**Task instructions:**
Answer these questions using the excerpt on display device manufacturing.
1. Which part sends the detachment processing unit the pressing force applied to the pin in real time?
2. What process number is given to the wafer detachment inspection process?
3. Which device captures images of the carrier and the alignment unit during the carrier and alignment unit alignment process?

In an embodiment, for example, the detachment processing unit 2840 may provide a driving signal to the alignment unit 2300 to cause the pin 2320 to press the wafer WF coupled to the carrier 2200. At the same time, the detachment processing unit 2840 may receive the pressing force applied to the pin 2320 from the first pressure sensor 2350 of the alignment unit 2300 in real time. Accordingly, the detachment processing unit 2840 may cause the alignment unit 2300 to provide an appropriate pressing force to the wafer WF in real time, thereby effectively preventing damage to the wafer WF.
Hereinafter, a method of manufacturing a display device according to an embodiment will be described.
FIG. 16 is a flowchart showing a method of manufacturing a display device according to an embodiment.
Referring to FIG. 16, the display device manufacturing method S1 according to an embodiment may include a carrier and alignment unit alignment process (process S100), a wafer primary alignment and mounting process (process S200), a wafer primary pressing process (process S300), a primary distortion inspection process (process S400), a wafer detachment inspection process (process S500), a wafer secondary alignment and mounting process (process S600), a wafer secondary pressing process (process S700), a secondary distortion inspection process (process S800), and an alignment correction value recalculation and wafer realignment process (process S900).
The alignment correction value recalculation and wafer realignment process (process S900) may include an alignment correction value recalculation process (process S910), a wafer realignment and mounting process (process S920), a wafer re-pressing process (process S930), and a distortion re-inspection process (process S940).
FIG. 17 is a cross-sectional view showing process S100 of FIG. 16.
Referring to FIG. 17 in addition to FIGS. 15 and 16, in the carrier and alignment unit alignment process (process S100), the carrier transfer unit 2100 (see FIG. 11) may receive a driving signal from the alignment processing unit 2810 of the controller 2800 to locate the carrier 2200 on the alignment unit 2300.
The first vision device 2400 may receive a driving signal from the alignment processing unit 2810 of the controller 2800 to capture images of the carrier 2200 and the alignment unit 2300. The first vision device 2400 may provide the captured images to the alignment processing unit 2810 of the controller 2800.
The alignment processing unit 2810 may determine whether or not the carrier 2200 and the alignment unit 2300 are properly aligned with each other based on the images captured by the first vision device 2400 and provided thereto. The alignment processing unit 2810 may provide a driving signal to the carrier transfer unit 2100 (see FIG. 11) in real time to align the carrier 2200 with the alignment unit 2300.

**Data section:**
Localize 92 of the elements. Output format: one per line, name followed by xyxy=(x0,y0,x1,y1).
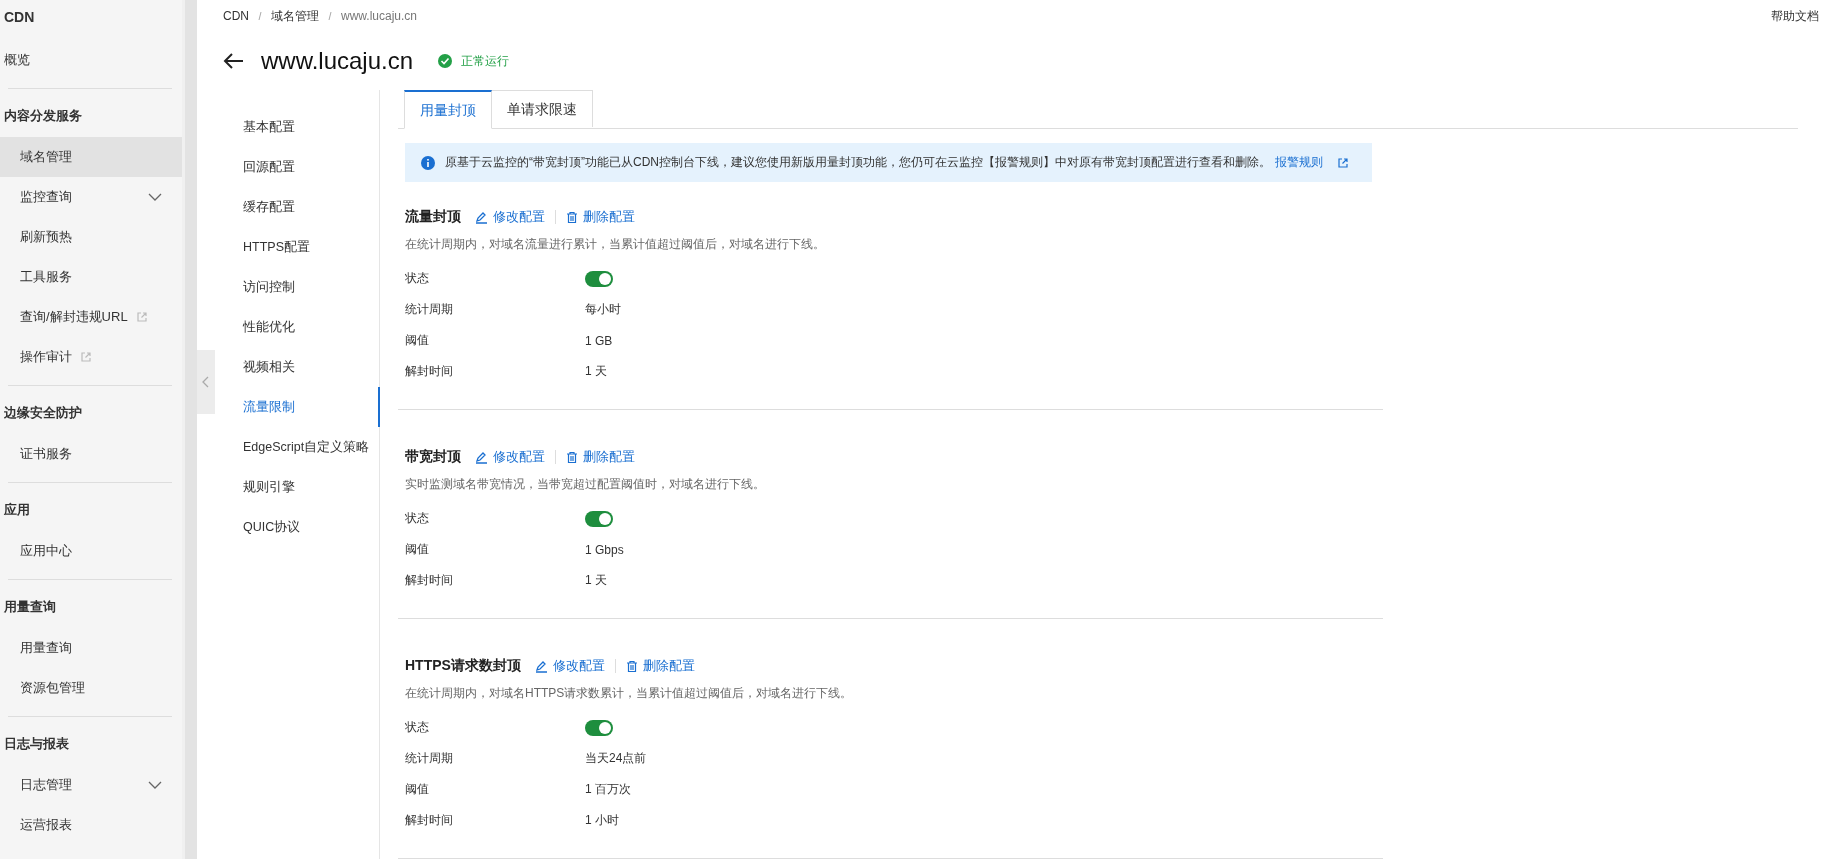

**Result below:**
1. The first pressure sensor 2350 of the alignment unit 2300.
2. Process S500.
3. The first vision device 2400.